* **Task requirements**
Copy out the listing in full, exactly as written, but not its pictures.
*-*-*
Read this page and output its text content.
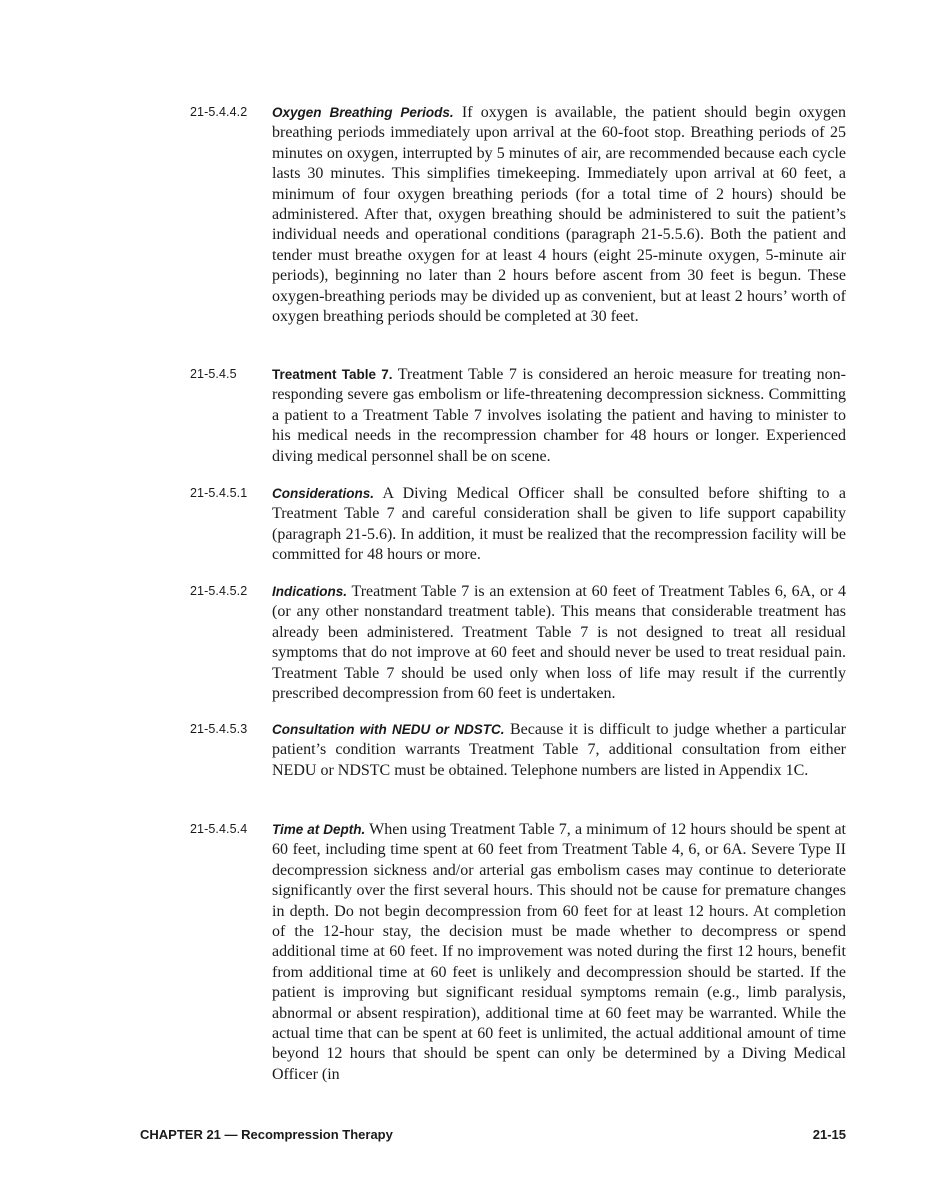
21-5.4.4.2	Oxygen Breathing Periods. If oxygen is available, the patient should begin oxygen breathing periods immediately upon arrival at the 60-foot stop. Breathing periods of 25 minutes on oxygen, interrupted by 5 minutes of air, are recommended because each cycle lasts 30 minutes. This simplifies timekeeping. Immediately upon arrival at 60 feet, a minimum of four oxygen breathing periods (for a total time of 2 hours) should be administered. After that, oxygen breathing should be administered to suit the patient’s individual needs and operational conditions (paragraph 21-5.5.6). Both the patient and tender must breathe oxygen for at least 4 hours (eight 25-minute oxygen, 5-minute air periods), beginning no later than 2 hours before ascent from 30 feet is begun. These oxygen-breathing periods may be divided up as convenient, but at least 2 hours’ worth of oxygen breathing periods should be completed at 30 feet.
21-5.4.5	Treatment Table 7. Treatment Table 7 is considered an heroic measure for treating non-responding severe gas embolism or life-threatening decompression sickness. Committing a patient to a Treatment Table 7 involves isolating the patient and having to minister to his medical needs in the recompression chamber for 48 hours or longer. Experienced diving medical personnel shall be on scene.
21-5.4.5.1	Considerations. A Diving Medical Officer shall be consulted before shifting to a Treatment Table 7 and careful consideration shall be given to life support capability (paragraph 21-5.6). In addition, it must be realized that the recompression facility will be committed for 48 hours or more.
21-5.4.5.2	Indications. Treatment Table 7 is an extension at 60 feet of Treatment Tables 6, 6A, or 4 (or any other nonstandard treatment table). This means that considerable treatment has already been administered. Treatment Table 7 is not designed to treat all residual symptoms that do not improve at 60 feet and should never be used to treat residual pain. Treatment Table 7 should be used only when loss of life may result if the currently prescribed decompression from 60 feet is undertaken.
21-5.4.5.3	Consultation with NEDU or NDSTC. Because it is difficult to judge whether a particular patient’s condition warrants Treatment Table 7, additional consultation from either NEDU or NDSTC must be obtained. Telephone numbers are listed in Appendix 1C.
21-5.4.5.4	Time at Depth. When using Treatment Table 7, a minimum of 12 hours should be spent at 60 feet, including time spent at 60 feet from Treatment Table 4, 6, or 6A. Severe Type II decompression sickness and/or arterial gas embolism cases may continue to deteriorate significantly over the first several hours. This should not be cause for premature changes in depth. Do not begin decompression from 60 feet for at least 12 hours. At completion of the 12-hour stay, the decision must be made whether to decompress or spend additional time at 60 feet. If no improvement was noted during the first 12 hours, benefit from additional time at 60 feet is unlikely and decompression should be started. If the patient is improving but significant residual symptoms remain (e.g., limb paralysis, abnormal or absent respiration), additional time at 60 feet may be warranted. While the actual time that can be spent at 60 feet is unlimited, the actual additional amount of time beyond 12 hours that should be spent can only be determined by a Diving Medical Officer (in
CHAPTER 21 — Recompression Therapy	21-15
*-*-*
* **Expected answer**
Read this page and output its text content.
21-5.4.4.2	Oxygen Breathing Periods. If oxygen is available, the patient should begin oxygen breathing periods immediately upon arrival at the 60-foot stop. Breathing periods of 25 minutes on oxygen, interrupted by 5 minutes of air, are recommended because each cycle lasts 30 minutes. This simplifies timekeeping. Immediately upon arrival at 60 feet, a minimum of four oxygen breathing periods (for a total time of 2 hours) should be administered. After that, oxygen breathing should be administered to suit the patient’s individual needs and operational conditions (paragraph 21-5.5.6). Both the patient and tender must breathe oxygen for at least 4 hours (eight 25-minute oxygen, 5-minute air periods), beginning no later than 2 hours before ascent from 30 feet is begun. These oxygen-breathing periods may be divided up as convenient, but at least 2 hours’ worth of oxygen breathing periods should be completed at 30 feet.
21-5.4.5	Treatment Table 7. Treatment Table 7 is considered an heroic measure for treating non-responding severe gas embolism or life-threatening decompression sickness. Committing a patient to a Treatment Table 7 involves isolating the patient and having to minister to his medical needs in the recompression chamber for 48 hours or longer. Experienced diving medical personnel shall be on scene.
21-5.4.5.1	Considerations. A Diving Medical Officer shall be consulted before shifting to a Treatment Table 7 and careful consideration shall be given to life support capability (paragraph 21-5.6). In addition, it must be realized that the recompression facility will be committed for 48 hours or more.
21-5.4.5.2	Indications. Treatment Table 7 is an extension at 60 feet of Treatment Tables 6, 6A, or 4 (or any other nonstandard treatment table). This means that considerable treatment has already been administered. Treatment Table 7 is not designed to treat all residual symptoms that do not improve at 60 feet and should never be used to treat residual pain. Treatment Table 7 should be used only when loss of life may result if the currently prescribed decompression from 60 feet is undertaken.
21-5.4.5.3	Consultation with NEDU or NDSTC. Because it is difficult to judge whether a particular patient’s condition warrants Treatment Table 7, additional consultation from either NEDU or NDSTC must be obtained. Telephone numbers are listed in Appendix 1C.
21-5.4.5.4	Time at Depth. When using Treatment Table 7, a minimum of 12 hours should be spent at 60 feet, including time spent at 60 feet from Treatment Table 4, 6, or 6A. Severe Type II decompression sickness and/or arterial gas embolism cases may continue to deteriorate significantly over the first several hours. This should not be cause for premature changes in depth. Do not begin decompression from 60 feet for at least 12 hours. At completion of the 12-hour stay, the decision must be made whether to decompress or spend additional time at 60 feet. If no improvement was noted during the first 12 hours, benefit from additional time at 60 feet is unlikely and decompression should be started. If the patient is improving but significant residual symptoms remain (e.g., limb paralysis, abnormal or absent respiration), additional time at 60 feet may be warranted. While the actual time that can be spent at 60 feet is unlimited, the actual additional amount of time beyond 12 hours that should be spent can only be determined by a Diving Medical Officer (in
CHAPTER 21 — Recompression Therapy	21-15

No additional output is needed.